• Do this:
Only the pictures are to be left out; set down the rest of the records exactly.

-- start Data for processing --

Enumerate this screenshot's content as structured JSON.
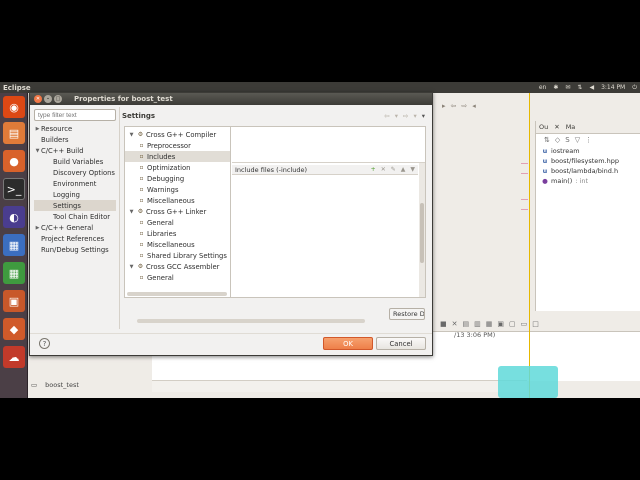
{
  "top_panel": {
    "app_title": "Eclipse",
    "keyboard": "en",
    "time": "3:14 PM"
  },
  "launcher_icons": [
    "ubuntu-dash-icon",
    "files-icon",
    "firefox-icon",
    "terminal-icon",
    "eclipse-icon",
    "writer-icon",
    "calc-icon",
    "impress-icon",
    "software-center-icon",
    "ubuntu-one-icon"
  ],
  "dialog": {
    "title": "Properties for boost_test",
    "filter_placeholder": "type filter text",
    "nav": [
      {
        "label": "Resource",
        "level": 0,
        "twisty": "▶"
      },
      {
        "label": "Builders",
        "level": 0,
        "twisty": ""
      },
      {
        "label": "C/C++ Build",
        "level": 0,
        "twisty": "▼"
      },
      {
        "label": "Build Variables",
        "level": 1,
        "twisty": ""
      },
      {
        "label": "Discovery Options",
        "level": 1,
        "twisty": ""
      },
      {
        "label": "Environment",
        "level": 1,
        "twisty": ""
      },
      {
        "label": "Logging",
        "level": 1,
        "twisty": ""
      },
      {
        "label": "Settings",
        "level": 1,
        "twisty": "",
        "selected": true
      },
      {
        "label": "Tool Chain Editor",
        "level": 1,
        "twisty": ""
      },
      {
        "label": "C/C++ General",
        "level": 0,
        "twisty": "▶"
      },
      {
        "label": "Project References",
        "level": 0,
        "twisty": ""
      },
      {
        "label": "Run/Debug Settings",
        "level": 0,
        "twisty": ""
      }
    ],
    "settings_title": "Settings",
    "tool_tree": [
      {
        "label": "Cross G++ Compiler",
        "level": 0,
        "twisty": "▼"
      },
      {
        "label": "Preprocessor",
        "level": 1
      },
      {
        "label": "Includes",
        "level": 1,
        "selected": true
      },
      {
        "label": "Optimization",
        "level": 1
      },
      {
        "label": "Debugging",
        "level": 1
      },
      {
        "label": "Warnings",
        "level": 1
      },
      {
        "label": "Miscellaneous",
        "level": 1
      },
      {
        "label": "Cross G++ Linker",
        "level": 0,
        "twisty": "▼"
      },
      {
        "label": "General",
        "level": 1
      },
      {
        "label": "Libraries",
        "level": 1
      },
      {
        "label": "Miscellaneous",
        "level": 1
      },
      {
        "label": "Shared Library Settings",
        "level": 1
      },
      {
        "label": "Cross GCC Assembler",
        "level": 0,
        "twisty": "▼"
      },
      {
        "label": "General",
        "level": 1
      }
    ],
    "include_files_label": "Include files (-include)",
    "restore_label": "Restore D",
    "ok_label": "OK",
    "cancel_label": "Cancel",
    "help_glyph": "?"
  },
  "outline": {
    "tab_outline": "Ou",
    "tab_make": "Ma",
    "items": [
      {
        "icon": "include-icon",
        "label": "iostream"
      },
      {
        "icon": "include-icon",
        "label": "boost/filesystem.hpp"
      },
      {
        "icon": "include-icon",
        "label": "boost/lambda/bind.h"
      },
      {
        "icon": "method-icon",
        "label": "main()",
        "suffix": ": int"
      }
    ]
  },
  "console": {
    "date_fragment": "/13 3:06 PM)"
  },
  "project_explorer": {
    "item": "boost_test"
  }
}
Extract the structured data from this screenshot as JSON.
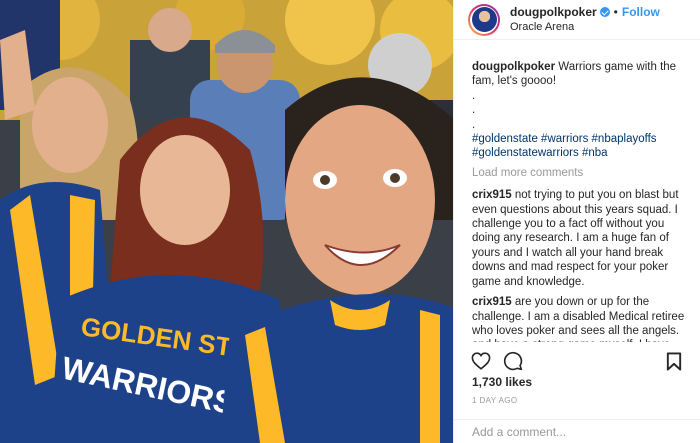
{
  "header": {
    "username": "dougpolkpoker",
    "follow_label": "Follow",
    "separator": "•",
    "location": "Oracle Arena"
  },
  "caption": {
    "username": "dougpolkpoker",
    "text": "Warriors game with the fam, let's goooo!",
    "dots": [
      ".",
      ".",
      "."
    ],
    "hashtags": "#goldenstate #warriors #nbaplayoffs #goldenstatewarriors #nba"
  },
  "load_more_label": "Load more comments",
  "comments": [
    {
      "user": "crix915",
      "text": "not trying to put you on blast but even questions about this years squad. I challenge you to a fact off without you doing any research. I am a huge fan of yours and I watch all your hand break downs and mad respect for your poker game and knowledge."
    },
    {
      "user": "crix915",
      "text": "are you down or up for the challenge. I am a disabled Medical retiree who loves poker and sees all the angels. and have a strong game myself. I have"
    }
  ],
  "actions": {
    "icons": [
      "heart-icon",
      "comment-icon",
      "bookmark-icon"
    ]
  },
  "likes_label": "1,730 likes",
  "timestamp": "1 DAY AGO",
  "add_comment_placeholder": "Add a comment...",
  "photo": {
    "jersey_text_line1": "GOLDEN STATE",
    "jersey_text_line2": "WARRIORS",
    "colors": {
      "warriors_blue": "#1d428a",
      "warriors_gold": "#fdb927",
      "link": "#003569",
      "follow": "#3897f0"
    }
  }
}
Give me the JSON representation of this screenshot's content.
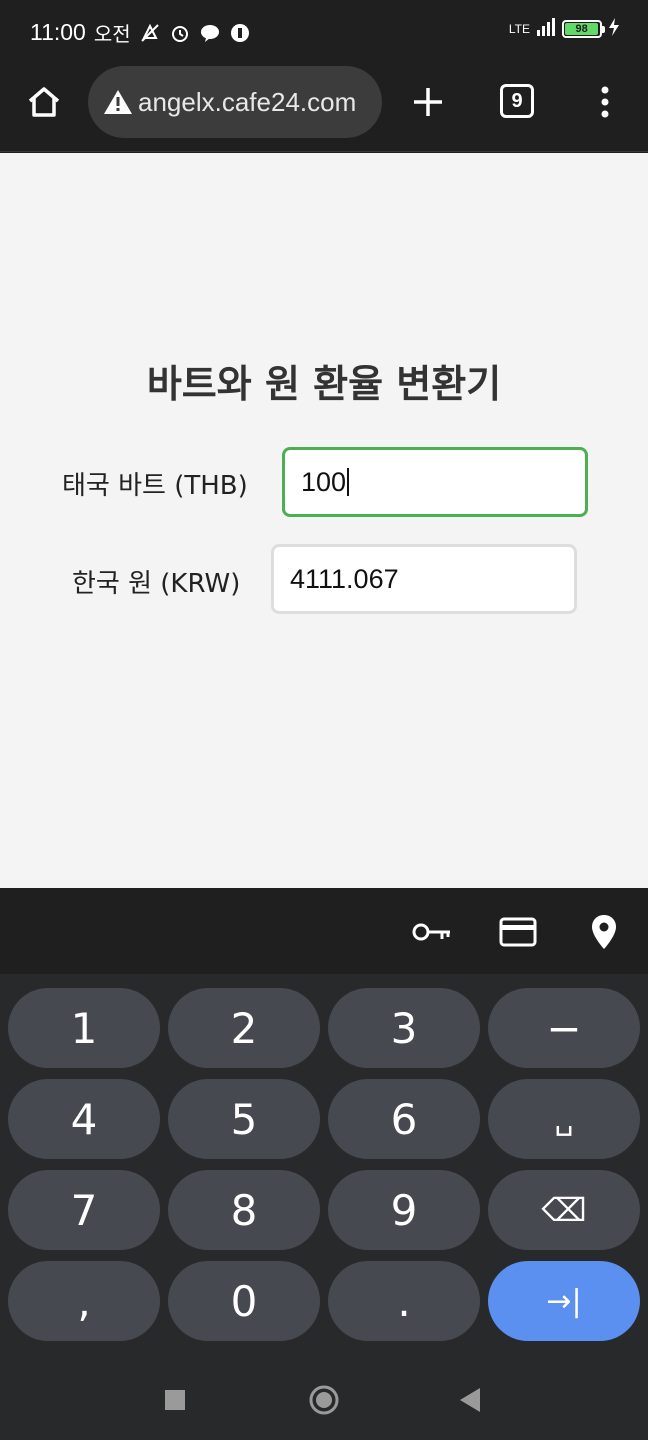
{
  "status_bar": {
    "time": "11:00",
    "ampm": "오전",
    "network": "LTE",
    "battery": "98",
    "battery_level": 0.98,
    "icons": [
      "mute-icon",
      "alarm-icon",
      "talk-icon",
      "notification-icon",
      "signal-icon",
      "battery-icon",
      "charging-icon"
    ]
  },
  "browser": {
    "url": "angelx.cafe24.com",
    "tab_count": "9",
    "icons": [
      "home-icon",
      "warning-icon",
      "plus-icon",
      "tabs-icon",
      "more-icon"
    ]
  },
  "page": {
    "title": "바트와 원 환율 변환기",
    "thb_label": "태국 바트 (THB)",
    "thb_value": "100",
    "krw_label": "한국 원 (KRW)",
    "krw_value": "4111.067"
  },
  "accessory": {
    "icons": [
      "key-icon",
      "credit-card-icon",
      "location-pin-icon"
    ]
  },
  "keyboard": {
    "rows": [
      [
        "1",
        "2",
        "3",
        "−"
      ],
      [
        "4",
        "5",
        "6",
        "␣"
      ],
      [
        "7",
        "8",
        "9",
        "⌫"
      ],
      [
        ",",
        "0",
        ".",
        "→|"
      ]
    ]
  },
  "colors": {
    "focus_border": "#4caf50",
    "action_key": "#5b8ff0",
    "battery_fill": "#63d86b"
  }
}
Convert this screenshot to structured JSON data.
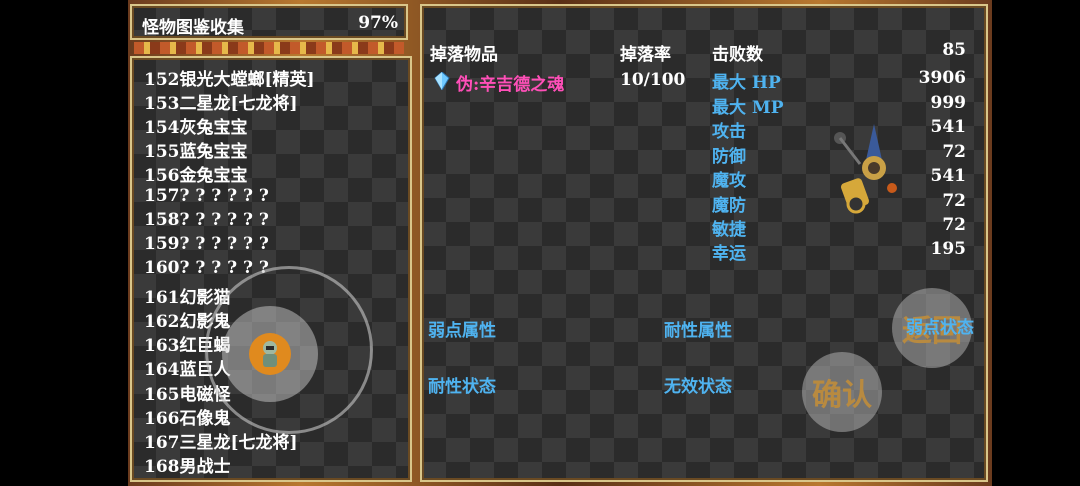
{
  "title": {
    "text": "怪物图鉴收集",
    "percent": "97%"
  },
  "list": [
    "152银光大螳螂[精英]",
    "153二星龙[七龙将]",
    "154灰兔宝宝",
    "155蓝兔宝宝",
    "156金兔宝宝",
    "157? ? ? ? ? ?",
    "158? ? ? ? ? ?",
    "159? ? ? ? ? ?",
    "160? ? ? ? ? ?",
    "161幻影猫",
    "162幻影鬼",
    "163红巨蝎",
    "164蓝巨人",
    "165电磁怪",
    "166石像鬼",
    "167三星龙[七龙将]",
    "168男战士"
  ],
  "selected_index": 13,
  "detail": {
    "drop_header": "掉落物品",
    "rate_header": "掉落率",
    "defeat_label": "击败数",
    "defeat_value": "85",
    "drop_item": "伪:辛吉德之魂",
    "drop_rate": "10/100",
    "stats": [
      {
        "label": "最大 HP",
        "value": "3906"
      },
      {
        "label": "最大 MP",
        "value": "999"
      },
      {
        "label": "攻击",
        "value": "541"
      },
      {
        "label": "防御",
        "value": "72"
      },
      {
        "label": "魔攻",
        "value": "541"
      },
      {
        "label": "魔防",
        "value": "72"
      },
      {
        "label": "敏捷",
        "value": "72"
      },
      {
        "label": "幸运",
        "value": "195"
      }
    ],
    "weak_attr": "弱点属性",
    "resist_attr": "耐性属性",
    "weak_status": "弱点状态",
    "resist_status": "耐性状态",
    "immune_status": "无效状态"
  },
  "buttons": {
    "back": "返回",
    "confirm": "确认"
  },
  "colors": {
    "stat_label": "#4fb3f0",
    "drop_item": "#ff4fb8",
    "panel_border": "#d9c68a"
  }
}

-- end Data for processing --

• Solution to this exercise:
Enumerate this screenshot's content as structured JSON.
{
  "top_panel": {
    "app_title": "Eclipse",
    "keyboard": "en",
    "time": "3:14 PM"
  },
  "launcher_icons": [
    "ubuntu-dash-icon",
    "files-icon",
    "firefox-icon",
    "terminal-icon",
    "eclipse-icon",
    "writer-icon",
    "calc-icon",
    "impress-icon",
    "software-center-icon",
    "ubuntu-one-icon"
  ],
  "dialog": {
    "title": "Properties for boost_test",
    "filter_placeholder": "type filter text",
    "nav": [
      {
        "label": "Resource",
        "level": 0,
        "twisty": "▶"
      },
      {
        "label": "Builders",
        "level": 0,
        "twisty": ""
      },
      {
        "label": "C/C++ Build",
        "level": 0,
        "twisty": "▼"
      },
      {
        "label": "Build Variables",
        "level": 1,
        "twisty": ""
      },
      {
        "label": "Discovery Options",
        "level": 1,
        "twisty": ""
      },
      {
        "label": "Environment",
        "level": 1,
        "twisty": ""
      },
      {
        "label": "Logging",
        "level": 1,
        "twisty": ""
      },
      {
        "label": "Settings",
        "level": 1,
        "twisty": "",
        "selected": true
      },
      {
        "label": "Tool Chain Editor",
        "level": 1,
        "twisty": ""
      },
      {
        "label": "C/C++ General",
        "level": 0,
        "twisty": "▶"
      },
      {
        "label": "Project References",
        "level": 0,
        "twisty": ""
      },
      {
        "label": "Run/Debug Settings",
        "level": 0,
        "twisty": ""
      }
    ],
    "settings_title": "Settings",
    "tool_tree": [
      {
        "label": "Cross G++ Compiler",
        "level": 0,
        "twisty": "▼"
      },
      {
        "label": "Preprocessor",
        "level": 1
      },
      {
        "label": "Includes",
        "level": 1,
        "selected": true
      },
      {
        "label": "Optimization",
        "level": 1
      },
      {
        "label": "Debugging",
        "level": 1
      },
      {
        "label": "Warnings",
        "level": 1
      },
      {
        "label": "Miscellaneous",
        "level": 1
      },
      {
        "label": "Cross G++ Linker",
        "level": 0,
        "twisty": "▼"
      },
      {
        "label": "General",
        "level": 1
      },
      {
        "label": "Libraries",
        "level": 1
      },
      {
        "label": "Miscellaneous",
        "level": 1
      },
      {
        "label": "Shared Library Settings",
        "level": 1
      },
      {
        "label": "Cross GCC Assembler",
        "level": 0,
        "twisty": "▼"
      },
      {
        "label": "General",
        "level": 1
      }
    ],
    "include_files_label": "Include files (-include)",
    "restore_label": "Restore D",
    "ok_label": "OK",
    "cancel_label": "Cancel",
    "help_glyph": "?"
  },
  "outline": {
    "tab_outline": "Ou",
    "tab_make": "Ma",
    "items": [
      {
        "icon": "include-icon",
        "label": "iostream"
      },
      {
        "icon": "include-icon",
        "label": "boost/filesystem.hpp"
      },
      {
        "icon": "include-icon",
        "label": "boost/lambda/bind.h"
      },
      {
        "icon": "method-icon",
        "label": "main()",
        "suffix": ": int"
      }
    ]
  },
  "console": {
    "date_fragment": "/13 3:06 PM)"
  },
  "project_explorer": {
    "item": "boost_test"
  }
}
Extract the structured data from this screenshot as JSON.
{
  "header": {
    "username": "dougpolkpoker",
    "follow_label": "Follow",
    "separator": "•",
    "location": "Oracle Arena"
  },
  "caption": {
    "username": "dougpolkpoker",
    "text": "Warriors game with the fam, let's goooo!",
    "dots": [
      ".",
      ".",
      "."
    ],
    "hashtags": "#goldenstate #warriors #nbaplayoffs #goldenstatewarriors #nba"
  },
  "load_more_label": "Load more comments",
  "comments": [
    {
      "user": "crix915",
      "text": "not trying to put you on blast but even questions about this years squad. I challenge you to a fact off without you doing any research. I am a huge fan of yours and I watch all your hand break downs and mad respect for your poker game and knowledge."
    },
    {
      "user": "crix915",
      "text": "are you down or up for the challenge. I am a disabled Medical retiree who loves poker and sees all the angels. and have a strong game myself. I have"
    }
  ],
  "actions": {
    "icons": [
      "heart-icon",
      "comment-icon",
      "bookmark-icon"
    ]
  },
  "likes_label": "1,730 likes",
  "timestamp": "1 DAY AGO",
  "add_comment_placeholder": "Add a comment...",
  "photo": {
    "jersey_text_line1": "GOLDEN STATE",
    "jersey_text_line2": "WARRIORS",
    "colors": {
      "warriors_blue": "#1d428a",
      "warriors_gold": "#fdb927",
      "link": "#003569",
      "follow": "#3897f0"
    }
  }
}
Give me the JSON representation of this screenshot's content.
{
  "status_bar": {
    "time": "11:00",
    "ampm": "오전",
    "network": "LTE",
    "battery": "98",
    "battery_level": 0.98,
    "icons": [
      "mute-icon",
      "alarm-icon",
      "talk-icon",
      "notification-icon",
      "signal-icon",
      "battery-icon",
      "charging-icon"
    ]
  },
  "browser": {
    "url": "angelx.cafe24.com",
    "tab_count": "9",
    "icons": [
      "home-icon",
      "warning-icon",
      "plus-icon",
      "tabs-icon",
      "more-icon"
    ]
  },
  "page": {
    "title": "바트와 원 환율 변환기",
    "thb_label": "태국 바트 (THB)",
    "thb_value": "100",
    "krw_label": "한국 원 (KRW)",
    "krw_value": "4111.067"
  },
  "accessory": {
    "icons": [
      "key-icon",
      "credit-card-icon",
      "location-pin-icon"
    ]
  },
  "keyboard": {
    "rows": [
      [
        "1",
        "2",
        "3",
        "−"
      ],
      [
        "4",
        "5",
        "6",
        "␣"
      ],
      [
        "7",
        "8",
        "9",
        "⌫"
      ],
      [
        ",",
        "0",
        ".",
        "→|"
      ]
    ]
  },
  "colors": {
    "focus_border": "#4caf50",
    "action_key": "#5b8ff0",
    "battery_fill": "#63d86b"
  }
}
Convert this screenshot to structured JSON data.
{
  "title": {
    "text": "怪物图鉴收集",
    "percent": "97%"
  },
  "list": [
    "152银光大螳螂[精英]",
    "153二星龙[七龙将]",
    "154灰兔宝宝",
    "155蓝兔宝宝",
    "156金兔宝宝",
    "157? ? ? ? ? ?",
    "158? ? ? ? ? ?",
    "159? ? ? ? ? ?",
    "160? ? ? ? ? ?",
    "161幻影猫",
    "162幻影鬼",
    "163红巨蝎",
    "164蓝巨人",
    "165电磁怪",
    "166石像鬼",
    "167三星龙[七龙将]",
    "168男战士"
  ],
  "selected_index": 13,
  "detail": {
    "drop_header": "掉落物品",
    "rate_header": "掉落率",
    "defeat_label": "击败数",
    "defeat_value": "85",
    "drop_item": "伪:辛吉德之魂",
    "drop_rate": "10/100",
    "stats": [
      {
        "label": "最大 HP",
        "value": "3906"
      },
      {
        "label": "最大 MP",
        "value": "999"
      },
      {
        "label": "攻击",
        "value": "541"
      },
      {
        "label": "防御",
        "value": "72"
      },
      {
        "label": "魔攻",
        "value": "541"
      },
      {
        "label": "魔防",
        "value": "72"
      },
      {
        "label": "敏捷",
        "value": "72"
      },
      {
        "label": "幸运",
        "value": "195"
      }
    ],
    "weak_attr": "弱点属性",
    "resist_attr": "耐性属性",
    "weak_status": "弱点状态",
    "resist_status": "耐性状态",
    "immune_status": "无效状态"
  },
  "buttons": {
    "back": "返回",
    "confirm": "确认"
  },
  "colors": {
    "stat_label": "#4fb3f0",
    "drop_item": "#ff4fb8",
    "panel_border": "#d9c68a"
  }
}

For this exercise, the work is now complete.